_Written instruction_
Print all of the data exactly as written.

= = = =

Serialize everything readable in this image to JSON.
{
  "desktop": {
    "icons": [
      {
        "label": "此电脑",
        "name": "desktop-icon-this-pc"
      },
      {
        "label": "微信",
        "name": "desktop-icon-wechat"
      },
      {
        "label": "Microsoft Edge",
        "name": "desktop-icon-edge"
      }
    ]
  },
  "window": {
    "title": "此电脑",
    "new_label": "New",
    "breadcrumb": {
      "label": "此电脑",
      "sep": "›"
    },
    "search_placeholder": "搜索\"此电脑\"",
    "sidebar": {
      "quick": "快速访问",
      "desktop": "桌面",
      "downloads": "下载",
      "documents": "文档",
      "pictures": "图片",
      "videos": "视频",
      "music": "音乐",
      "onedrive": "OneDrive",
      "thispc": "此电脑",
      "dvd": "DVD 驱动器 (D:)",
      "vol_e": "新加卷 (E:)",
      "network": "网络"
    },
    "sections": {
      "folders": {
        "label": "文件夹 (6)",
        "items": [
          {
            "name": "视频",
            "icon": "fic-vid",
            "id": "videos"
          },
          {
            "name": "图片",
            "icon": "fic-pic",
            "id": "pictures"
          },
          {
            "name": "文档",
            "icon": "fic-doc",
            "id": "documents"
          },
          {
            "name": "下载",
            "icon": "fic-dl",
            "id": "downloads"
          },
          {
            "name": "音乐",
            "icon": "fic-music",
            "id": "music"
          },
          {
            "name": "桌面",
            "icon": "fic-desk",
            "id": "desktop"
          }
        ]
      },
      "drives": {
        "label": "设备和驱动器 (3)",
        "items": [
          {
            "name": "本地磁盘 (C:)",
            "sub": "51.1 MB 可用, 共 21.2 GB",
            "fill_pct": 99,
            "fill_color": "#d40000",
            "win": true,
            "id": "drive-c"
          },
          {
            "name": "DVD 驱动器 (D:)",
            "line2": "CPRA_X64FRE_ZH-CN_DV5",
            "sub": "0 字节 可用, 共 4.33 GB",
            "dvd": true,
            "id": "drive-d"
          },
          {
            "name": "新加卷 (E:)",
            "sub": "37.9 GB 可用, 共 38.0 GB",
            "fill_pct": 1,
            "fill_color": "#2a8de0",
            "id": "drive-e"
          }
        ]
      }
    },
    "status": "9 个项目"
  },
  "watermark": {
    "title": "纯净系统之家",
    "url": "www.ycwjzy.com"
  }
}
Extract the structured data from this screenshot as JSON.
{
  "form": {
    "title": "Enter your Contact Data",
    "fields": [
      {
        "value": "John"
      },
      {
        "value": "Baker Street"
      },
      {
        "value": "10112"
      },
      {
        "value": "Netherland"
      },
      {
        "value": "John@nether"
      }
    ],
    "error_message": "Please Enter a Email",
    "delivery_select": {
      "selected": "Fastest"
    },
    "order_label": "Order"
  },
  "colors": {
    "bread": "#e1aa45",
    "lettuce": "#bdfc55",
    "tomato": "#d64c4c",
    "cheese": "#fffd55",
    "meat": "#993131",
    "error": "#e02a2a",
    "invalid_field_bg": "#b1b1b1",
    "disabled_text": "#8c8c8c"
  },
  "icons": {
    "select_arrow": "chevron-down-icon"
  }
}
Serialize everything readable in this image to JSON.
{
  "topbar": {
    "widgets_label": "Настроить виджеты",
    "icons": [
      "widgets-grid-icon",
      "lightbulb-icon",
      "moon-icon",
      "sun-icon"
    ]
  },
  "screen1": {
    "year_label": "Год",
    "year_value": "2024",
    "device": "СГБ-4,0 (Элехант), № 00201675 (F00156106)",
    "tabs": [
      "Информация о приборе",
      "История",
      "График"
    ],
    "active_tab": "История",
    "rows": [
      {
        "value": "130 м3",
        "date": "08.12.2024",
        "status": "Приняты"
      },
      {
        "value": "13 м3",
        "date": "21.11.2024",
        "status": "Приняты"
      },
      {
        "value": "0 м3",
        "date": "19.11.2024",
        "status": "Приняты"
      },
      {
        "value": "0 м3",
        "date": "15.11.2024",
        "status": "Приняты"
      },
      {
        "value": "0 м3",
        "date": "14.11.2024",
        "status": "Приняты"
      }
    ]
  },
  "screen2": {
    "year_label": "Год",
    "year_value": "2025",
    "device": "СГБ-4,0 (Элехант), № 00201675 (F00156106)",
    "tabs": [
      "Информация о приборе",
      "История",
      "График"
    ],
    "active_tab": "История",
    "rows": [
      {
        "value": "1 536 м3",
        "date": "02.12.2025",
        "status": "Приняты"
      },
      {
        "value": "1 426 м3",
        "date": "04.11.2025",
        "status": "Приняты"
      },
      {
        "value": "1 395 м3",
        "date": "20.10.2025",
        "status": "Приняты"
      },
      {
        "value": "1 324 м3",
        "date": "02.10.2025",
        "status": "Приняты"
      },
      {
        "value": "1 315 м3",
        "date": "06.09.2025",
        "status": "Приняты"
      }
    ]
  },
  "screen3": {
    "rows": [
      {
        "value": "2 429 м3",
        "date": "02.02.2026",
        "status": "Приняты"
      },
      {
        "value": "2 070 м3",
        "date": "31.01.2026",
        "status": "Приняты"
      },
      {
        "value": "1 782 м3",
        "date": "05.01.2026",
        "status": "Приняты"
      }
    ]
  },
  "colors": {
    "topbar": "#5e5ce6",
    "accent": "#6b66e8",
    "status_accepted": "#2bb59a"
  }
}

= = = =

_Finished exercise_
Serialize everything readable in this image to JSON.
{
  "desktop": {
    "icons": [
      {
        "label": "此电脑",
        "name": "desktop-icon-this-pc"
      },
      {
        "label": "微信",
        "name": "desktop-icon-wechat"
      },
      {
        "label": "Microsoft Edge",
        "name": "desktop-icon-edge"
      }
    ]
  },
  "window": {
    "title": "此电脑",
    "new_label": "New",
    "breadcrumb": {
      "label": "此电脑",
      "sep": "›"
    },
    "search_placeholder": "搜索\"此电脑\"",
    "sidebar": {
      "quick": "快速访问",
      "desktop": "桌面",
      "downloads": "下载",
      "documents": "文档",
      "pictures": "图片",
      "videos": "视频",
      "music": "音乐",
      "onedrive": "OneDrive",
      "thispc": "此电脑",
      "dvd": "DVD 驱动器 (D:)",
      "vol_e": "新加卷 (E:)",
      "network": "网络"
    },
    "sections": {
      "folders": {
        "label": "文件夹 (6)",
        "items": [
          {
            "name": "视频",
            "icon": "fic-vid",
            "id": "videos"
          },
          {
            "name": "图片",
            "icon": "fic-pic",
            "id": "pictures"
          },
          {
            "name": "文档",
            "icon": "fic-doc",
            "id": "documents"
          },
          {
            "name": "下载",
            "icon": "fic-dl",
            "id": "downloads"
          },
          {
            "name": "音乐",
            "icon": "fic-music",
            "id": "music"
          },
          {
            "name": "桌面",
            "icon": "fic-desk",
            "id": "desktop"
          }
        ]
      },
      "drives": {
        "label": "设备和驱动器 (3)",
        "items": [
          {
            "name": "本地磁盘 (C:)",
            "sub": "51.1 MB 可用, 共 21.2 GB",
            "fill_pct": 99,
            "fill_color": "#d40000",
            "win": true,
            "id": "drive-c"
          },
          {
            "name": "DVD 驱动器 (D:)",
            "line2": "CPRA_X64FRE_ZH-CN_DV5",
            "sub": "0 字节 可用, 共 4.33 GB",
            "dvd": true,
            "id": "drive-d"
          },
          {
            "name": "新加卷 (E:)",
            "sub": "37.9 GB 可用, 共 38.0 GB",
            "fill_pct": 1,
            "fill_color": "#2a8de0",
            "id": "drive-e"
          }
        ]
      }
    },
    "status": "9 个项目"
  },
  "watermark": {
    "title": "纯净系统之家",
    "url": "www.ycwjzy.com"
  }
}
Extract the structured data from this screenshot as JSON.
{
  "form": {
    "title": "Enter your Contact Data",
    "fields": [
      {
        "value": "John"
      },
      {
        "value": "Baker Street"
      },
      {
        "value": "10112"
      },
      {
        "value": "Netherland"
      },
      {
        "value": "John@nether"
      }
    ],
    "error_message": "Please Enter a Email",
    "delivery_select": {
      "selected": "Fastest"
    },
    "order_label": "Order"
  },
  "colors": {
    "bread": "#e1aa45",
    "lettuce": "#bdfc55",
    "tomato": "#d64c4c",
    "cheese": "#fffd55",
    "meat": "#993131",
    "error": "#e02a2a",
    "invalid_field_bg": "#b1b1b1",
    "disabled_text": "#8c8c8c"
  },
  "icons": {
    "select_arrow": "chevron-down-icon"
  }
}
Serialize everything readable in this image to JSON.
{
  "topbar": {
    "widgets_label": "Настроить виджеты",
    "icons": [
      "widgets-grid-icon",
      "lightbulb-icon",
      "moon-icon",
      "sun-icon"
    ]
  },
  "screen1": {
    "year_label": "Год",
    "year_value": "2024",
    "device": "СГБ-4,0 (Элехант), № 00201675 (F00156106)",
    "tabs": [
      "Информация о приборе",
      "История",
      "График"
    ],
    "active_tab": "История",
    "rows": [
      {
        "value": "130 м3",
        "date": "08.12.2024",
        "status": "Приняты"
      },
      {
        "value": "13 м3",
        "date": "21.11.2024",
        "status": "Приняты"
      },
      {
        "value": "0 м3",
        "date": "19.11.2024",
        "status": "Приняты"
      },
      {
        "value": "0 м3",
        "date": "15.11.2024",
        "status": "Приняты"
      },
      {
        "value": "0 м3",
        "date": "14.11.2024",
        "status": "Приняты"
      }
    ]
  },
  "screen2": {
    "year_label": "Год",
    "year_value": "2025",
    "device": "СГБ-4,0 (Элехант), № 00201675 (F00156106)",
    "tabs": [
      "Информация о приборе",
      "История",
      "График"
    ],
    "active_tab": "История",
    "rows": [
      {
        "value": "1 536 м3",
        "date": "02.12.2025",
        "status": "Приняты"
      },
      {
        "value": "1 426 м3",
        "date": "04.11.2025",
        "status": "Приняты"
      },
      {
        "value": "1 395 м3",
        "date": "20.10.2025",
        "status": "Приняты"
      },
      {
        "value": "1 324 м3",
        "date": "02.10.2025",
        "status": "Приняты"
      },
      {
        "value": "1 315 м3",
        "date": "06.09.2025",
        "status": "Приняты"
      }
    ]
  },
  "screen3": {
    "rows": [
      {
        "value": "2 429 м3",
        "date": "02.02.2026",
        "status": "Приняты"
      },
      {
        "value": "2 070 м3",
        "date": "31.01.2026",
        "status": "Приняты"
      },
      {
        "value": "1 782 м3",
        "date": "05.01.2026",
        "status": "Приняты"
      }
    ]
  },
  "colors": {
    "topbar": "#5e5ce6",
    "accent": "#6b66e8",
    "status_accepted": "#2bb59a"
  }
}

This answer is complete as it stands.